(Collected data)
## Start

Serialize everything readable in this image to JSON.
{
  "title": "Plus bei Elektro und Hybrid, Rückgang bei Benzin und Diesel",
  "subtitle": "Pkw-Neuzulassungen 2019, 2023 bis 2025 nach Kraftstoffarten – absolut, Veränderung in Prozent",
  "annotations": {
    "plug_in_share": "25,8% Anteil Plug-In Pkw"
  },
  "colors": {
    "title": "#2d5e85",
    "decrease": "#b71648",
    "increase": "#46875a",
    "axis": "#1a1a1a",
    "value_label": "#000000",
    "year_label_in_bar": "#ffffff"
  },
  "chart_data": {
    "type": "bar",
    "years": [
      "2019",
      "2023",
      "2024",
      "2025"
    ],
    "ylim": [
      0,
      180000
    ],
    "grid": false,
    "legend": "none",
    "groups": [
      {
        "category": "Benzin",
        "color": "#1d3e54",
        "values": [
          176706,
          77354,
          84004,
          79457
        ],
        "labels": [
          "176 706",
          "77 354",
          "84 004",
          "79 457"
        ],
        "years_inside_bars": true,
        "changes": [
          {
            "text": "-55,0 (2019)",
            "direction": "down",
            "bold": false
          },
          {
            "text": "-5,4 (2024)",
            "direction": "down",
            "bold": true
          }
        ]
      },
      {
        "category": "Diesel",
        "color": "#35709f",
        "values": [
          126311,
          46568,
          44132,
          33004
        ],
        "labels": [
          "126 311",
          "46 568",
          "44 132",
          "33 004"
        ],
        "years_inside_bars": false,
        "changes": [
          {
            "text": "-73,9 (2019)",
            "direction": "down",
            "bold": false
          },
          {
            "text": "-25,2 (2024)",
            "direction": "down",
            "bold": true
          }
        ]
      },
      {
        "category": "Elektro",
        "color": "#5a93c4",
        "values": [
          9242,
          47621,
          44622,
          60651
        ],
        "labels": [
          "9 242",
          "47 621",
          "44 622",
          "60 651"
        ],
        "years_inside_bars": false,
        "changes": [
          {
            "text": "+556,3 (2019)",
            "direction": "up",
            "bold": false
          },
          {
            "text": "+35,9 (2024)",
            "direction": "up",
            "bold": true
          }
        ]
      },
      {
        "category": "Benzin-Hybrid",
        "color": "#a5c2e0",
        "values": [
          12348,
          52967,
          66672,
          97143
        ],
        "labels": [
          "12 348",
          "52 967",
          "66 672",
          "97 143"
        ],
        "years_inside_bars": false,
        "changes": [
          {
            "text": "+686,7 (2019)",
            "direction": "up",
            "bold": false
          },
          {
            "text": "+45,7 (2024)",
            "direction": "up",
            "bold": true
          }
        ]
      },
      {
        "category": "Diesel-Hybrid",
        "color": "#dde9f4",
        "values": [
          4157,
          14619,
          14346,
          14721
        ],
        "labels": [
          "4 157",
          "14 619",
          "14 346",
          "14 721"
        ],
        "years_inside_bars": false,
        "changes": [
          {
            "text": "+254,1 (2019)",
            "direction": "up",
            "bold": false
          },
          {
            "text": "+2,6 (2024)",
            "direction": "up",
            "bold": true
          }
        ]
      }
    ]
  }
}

## End

→ **Exercise requirements**
Write out every line of the listing that holds the word "Hybrid".

→ **Response to the task**
  "title": "Plus bei Elektro und Hybrid, Rückgang bei Benzin und Diesel",
        "category": "Benzin-Hybrid",
        "category": "Diesel-Hybrid",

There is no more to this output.